Objective: Determine the number of lines in the listing below where the string "name" occurs; answer with the number alone.

Saved data entries:
════

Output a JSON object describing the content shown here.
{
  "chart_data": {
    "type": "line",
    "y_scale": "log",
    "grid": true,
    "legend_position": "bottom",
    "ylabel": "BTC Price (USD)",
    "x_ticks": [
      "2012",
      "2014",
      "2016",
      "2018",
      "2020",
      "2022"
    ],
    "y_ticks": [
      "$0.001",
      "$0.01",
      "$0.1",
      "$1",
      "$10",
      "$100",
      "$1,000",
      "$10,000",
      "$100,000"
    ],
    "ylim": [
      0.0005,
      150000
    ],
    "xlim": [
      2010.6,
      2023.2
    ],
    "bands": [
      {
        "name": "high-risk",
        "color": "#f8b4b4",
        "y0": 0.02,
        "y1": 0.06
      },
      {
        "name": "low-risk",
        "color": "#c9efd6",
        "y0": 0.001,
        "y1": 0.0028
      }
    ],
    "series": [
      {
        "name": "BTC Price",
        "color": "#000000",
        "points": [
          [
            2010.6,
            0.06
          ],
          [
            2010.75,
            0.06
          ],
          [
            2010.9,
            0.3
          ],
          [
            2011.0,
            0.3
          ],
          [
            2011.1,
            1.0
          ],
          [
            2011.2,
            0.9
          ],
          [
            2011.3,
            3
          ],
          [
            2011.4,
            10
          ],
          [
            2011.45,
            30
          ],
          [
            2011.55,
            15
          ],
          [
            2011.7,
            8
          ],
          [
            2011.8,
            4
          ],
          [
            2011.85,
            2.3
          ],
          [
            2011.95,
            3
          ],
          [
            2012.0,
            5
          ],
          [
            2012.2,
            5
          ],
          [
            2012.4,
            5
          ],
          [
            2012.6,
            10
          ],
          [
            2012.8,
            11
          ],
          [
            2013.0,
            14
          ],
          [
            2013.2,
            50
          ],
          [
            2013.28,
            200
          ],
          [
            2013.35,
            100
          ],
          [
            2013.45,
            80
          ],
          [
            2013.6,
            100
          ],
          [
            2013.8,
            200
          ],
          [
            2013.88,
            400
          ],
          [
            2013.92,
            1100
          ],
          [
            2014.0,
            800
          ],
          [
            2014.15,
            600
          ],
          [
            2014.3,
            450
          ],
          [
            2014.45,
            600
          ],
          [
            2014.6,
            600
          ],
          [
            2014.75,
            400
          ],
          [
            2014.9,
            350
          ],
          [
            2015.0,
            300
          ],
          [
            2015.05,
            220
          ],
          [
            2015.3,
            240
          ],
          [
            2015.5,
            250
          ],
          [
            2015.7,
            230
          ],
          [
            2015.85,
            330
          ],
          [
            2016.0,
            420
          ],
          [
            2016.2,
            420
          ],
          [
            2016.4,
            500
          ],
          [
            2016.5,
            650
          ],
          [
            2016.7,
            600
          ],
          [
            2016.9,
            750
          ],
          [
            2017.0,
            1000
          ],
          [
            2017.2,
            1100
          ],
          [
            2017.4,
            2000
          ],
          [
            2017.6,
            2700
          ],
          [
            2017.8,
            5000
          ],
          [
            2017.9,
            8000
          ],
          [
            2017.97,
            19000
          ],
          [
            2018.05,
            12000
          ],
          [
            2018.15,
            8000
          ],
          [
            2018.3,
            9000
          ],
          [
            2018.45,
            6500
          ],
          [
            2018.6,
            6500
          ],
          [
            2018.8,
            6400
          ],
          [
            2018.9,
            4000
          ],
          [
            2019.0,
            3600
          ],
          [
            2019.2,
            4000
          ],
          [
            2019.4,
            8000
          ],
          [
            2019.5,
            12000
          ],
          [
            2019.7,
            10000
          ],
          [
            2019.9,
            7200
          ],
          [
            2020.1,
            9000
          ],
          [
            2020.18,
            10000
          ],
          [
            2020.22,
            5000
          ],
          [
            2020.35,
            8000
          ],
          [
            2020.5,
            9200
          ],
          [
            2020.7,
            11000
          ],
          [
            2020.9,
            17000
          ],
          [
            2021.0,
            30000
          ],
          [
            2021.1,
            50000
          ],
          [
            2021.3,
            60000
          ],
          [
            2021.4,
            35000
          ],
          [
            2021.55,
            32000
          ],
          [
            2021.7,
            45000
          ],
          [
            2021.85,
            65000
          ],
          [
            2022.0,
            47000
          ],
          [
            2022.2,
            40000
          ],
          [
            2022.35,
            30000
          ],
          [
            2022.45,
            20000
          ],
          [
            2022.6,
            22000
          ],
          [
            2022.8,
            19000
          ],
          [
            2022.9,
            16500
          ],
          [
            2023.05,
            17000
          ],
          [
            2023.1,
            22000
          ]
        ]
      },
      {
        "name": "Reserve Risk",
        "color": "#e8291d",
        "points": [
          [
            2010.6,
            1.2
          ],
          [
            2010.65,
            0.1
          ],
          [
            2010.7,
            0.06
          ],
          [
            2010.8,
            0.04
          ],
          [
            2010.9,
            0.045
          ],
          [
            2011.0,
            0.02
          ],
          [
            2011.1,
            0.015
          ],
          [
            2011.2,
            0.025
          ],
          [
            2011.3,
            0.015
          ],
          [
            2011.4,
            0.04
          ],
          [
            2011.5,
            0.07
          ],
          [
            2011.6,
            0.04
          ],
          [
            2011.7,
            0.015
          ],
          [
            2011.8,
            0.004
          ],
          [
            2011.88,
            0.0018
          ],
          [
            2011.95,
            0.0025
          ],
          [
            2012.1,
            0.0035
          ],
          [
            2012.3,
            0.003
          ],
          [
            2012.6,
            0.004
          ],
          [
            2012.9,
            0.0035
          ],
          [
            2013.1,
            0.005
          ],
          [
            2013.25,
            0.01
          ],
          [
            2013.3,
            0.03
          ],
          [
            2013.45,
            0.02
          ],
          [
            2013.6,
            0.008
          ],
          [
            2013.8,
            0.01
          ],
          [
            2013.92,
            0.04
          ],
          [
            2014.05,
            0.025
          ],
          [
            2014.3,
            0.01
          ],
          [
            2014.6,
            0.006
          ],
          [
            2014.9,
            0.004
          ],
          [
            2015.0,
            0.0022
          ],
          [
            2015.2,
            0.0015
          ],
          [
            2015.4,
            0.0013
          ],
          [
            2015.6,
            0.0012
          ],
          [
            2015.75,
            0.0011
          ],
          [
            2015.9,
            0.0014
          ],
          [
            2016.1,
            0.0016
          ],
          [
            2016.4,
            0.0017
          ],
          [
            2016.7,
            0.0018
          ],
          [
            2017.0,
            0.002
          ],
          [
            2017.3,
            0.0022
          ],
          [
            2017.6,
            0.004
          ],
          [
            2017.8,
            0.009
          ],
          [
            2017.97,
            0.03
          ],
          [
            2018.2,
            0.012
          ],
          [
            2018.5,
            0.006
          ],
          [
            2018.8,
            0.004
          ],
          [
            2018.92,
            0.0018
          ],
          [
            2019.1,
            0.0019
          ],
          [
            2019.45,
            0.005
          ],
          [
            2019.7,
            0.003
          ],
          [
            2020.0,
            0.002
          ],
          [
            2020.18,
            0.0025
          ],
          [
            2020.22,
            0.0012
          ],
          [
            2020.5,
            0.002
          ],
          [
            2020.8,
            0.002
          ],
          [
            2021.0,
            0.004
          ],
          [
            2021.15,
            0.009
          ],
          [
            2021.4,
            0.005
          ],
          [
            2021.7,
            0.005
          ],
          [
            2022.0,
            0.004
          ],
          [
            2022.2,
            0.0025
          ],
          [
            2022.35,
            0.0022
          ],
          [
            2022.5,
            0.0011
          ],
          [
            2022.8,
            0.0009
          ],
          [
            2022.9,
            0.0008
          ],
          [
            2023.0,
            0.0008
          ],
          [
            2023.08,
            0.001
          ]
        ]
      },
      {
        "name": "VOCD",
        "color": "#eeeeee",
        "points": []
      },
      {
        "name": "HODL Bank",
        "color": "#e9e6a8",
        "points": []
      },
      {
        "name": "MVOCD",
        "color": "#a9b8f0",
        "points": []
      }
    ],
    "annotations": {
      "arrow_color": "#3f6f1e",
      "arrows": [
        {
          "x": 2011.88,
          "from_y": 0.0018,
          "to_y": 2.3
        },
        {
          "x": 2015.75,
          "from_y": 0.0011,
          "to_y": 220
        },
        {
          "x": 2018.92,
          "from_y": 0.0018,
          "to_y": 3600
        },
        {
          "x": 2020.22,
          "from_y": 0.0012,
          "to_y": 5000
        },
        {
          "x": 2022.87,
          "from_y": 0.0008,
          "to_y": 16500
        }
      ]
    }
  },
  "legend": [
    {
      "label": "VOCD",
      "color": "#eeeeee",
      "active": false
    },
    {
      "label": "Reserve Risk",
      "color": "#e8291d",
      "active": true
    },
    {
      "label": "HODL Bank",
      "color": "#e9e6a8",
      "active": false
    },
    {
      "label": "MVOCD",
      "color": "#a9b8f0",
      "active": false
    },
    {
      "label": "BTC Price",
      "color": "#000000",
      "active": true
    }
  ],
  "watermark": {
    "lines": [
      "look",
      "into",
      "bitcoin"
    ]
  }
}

════

Exercise result: 7